* **Directive**
Pull out each line of the data that includes the word "document".
** begin Provided information **
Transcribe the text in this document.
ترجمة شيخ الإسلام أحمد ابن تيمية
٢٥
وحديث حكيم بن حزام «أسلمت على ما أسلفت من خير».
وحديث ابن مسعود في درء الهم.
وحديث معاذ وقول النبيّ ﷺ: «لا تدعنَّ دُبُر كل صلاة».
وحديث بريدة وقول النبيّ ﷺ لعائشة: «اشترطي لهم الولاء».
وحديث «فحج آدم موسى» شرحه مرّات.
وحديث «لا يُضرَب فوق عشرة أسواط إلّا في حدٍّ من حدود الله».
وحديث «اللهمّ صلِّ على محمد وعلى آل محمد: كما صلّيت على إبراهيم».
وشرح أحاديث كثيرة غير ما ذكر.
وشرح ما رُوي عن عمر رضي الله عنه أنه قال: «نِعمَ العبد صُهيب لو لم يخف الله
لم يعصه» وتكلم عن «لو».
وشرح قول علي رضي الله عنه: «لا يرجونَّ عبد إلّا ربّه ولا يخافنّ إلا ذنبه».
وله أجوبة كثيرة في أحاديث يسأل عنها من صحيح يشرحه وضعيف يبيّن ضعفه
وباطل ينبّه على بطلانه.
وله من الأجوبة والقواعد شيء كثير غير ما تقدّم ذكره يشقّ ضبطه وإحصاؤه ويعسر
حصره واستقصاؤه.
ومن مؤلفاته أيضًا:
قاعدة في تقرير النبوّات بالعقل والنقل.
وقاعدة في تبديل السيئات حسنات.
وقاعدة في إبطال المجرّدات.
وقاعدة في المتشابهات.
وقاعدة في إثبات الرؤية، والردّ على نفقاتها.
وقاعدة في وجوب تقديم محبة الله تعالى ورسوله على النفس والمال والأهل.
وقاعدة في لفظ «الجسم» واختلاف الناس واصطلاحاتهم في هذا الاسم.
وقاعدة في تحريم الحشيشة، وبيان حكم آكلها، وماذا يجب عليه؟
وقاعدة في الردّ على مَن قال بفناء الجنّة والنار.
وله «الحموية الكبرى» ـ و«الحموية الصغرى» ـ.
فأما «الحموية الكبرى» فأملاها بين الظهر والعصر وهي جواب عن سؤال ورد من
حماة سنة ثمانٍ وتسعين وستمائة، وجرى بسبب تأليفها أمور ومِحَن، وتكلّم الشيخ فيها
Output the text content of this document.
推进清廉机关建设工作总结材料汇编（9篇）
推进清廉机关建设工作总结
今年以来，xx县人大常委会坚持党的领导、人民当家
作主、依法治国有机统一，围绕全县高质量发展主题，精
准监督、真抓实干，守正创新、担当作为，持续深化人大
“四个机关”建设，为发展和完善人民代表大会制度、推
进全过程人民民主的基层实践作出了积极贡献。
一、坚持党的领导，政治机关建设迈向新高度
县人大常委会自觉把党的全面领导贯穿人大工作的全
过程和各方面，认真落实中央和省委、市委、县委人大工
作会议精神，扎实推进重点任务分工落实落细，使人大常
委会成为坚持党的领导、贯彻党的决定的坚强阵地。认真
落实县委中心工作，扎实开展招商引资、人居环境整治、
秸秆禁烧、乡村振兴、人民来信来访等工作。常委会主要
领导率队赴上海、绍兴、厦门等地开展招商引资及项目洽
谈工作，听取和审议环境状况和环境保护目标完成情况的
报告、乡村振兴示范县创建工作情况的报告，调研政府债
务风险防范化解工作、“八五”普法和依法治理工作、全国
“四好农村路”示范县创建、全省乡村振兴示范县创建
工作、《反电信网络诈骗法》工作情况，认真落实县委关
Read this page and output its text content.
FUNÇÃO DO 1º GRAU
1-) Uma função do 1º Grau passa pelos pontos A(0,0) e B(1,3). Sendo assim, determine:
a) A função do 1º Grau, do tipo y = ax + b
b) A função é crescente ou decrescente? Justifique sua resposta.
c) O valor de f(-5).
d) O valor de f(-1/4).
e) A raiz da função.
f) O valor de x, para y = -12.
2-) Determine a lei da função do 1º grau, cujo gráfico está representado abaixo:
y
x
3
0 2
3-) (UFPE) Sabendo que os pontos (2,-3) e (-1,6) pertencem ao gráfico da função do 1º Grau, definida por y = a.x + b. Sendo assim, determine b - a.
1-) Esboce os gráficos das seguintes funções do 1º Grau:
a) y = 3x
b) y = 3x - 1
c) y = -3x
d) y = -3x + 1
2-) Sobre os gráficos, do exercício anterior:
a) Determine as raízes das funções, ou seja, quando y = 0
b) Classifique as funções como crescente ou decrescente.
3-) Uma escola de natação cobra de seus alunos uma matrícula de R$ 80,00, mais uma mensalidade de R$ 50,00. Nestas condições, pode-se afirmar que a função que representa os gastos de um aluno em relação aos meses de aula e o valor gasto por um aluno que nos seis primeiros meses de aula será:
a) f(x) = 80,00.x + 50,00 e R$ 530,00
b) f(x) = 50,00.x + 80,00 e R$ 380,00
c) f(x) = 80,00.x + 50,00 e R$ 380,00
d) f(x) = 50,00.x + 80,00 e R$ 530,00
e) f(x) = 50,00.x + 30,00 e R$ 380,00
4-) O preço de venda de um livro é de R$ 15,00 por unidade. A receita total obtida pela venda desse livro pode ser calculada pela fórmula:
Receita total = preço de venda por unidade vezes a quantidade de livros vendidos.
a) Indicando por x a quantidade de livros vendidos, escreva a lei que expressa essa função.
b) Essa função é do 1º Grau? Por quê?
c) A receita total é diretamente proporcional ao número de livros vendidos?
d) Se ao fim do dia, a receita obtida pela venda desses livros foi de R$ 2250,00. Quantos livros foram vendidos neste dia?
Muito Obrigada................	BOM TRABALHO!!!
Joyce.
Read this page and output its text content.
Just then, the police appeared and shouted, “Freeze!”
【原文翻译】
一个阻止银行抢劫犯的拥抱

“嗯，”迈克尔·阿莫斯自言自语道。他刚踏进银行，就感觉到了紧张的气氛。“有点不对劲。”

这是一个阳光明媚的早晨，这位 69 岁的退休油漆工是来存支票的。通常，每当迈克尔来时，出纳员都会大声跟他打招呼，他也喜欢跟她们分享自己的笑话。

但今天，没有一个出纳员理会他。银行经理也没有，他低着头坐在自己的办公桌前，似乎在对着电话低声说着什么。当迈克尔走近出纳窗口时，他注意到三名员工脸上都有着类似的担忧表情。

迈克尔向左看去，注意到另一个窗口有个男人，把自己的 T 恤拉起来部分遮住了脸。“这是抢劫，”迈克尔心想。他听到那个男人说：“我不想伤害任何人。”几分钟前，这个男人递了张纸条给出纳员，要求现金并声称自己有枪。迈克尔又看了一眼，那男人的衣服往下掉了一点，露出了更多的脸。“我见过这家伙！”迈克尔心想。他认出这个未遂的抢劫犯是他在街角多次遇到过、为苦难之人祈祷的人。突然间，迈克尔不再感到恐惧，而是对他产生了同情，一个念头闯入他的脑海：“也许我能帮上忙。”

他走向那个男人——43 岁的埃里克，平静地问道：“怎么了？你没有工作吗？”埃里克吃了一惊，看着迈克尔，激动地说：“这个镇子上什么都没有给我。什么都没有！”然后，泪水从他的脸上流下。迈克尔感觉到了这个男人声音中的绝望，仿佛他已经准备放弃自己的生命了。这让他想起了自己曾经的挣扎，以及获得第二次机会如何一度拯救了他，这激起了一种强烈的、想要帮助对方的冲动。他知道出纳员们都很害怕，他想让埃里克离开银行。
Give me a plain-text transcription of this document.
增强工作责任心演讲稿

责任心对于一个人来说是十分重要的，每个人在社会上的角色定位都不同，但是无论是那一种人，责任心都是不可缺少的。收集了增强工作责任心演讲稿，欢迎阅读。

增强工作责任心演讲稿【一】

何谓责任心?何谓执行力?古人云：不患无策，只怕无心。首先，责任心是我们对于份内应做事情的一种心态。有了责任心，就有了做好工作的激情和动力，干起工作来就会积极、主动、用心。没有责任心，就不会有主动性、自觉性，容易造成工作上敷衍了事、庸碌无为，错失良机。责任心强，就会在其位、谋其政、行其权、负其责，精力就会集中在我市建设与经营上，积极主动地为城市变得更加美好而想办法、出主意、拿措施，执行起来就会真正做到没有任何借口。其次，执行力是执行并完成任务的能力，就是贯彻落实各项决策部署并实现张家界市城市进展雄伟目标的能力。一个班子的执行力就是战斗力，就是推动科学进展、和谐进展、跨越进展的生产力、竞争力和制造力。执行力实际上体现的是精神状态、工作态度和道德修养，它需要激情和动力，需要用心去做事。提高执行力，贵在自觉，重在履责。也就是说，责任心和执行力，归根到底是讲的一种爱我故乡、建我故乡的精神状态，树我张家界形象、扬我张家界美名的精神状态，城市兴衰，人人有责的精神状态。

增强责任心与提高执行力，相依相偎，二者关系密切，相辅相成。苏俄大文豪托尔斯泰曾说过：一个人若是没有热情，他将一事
** end Provided information **
* **Correct output**
Transcribe the text in this document.
Output the text content of this document.
Give me a plain-text transcription of this document.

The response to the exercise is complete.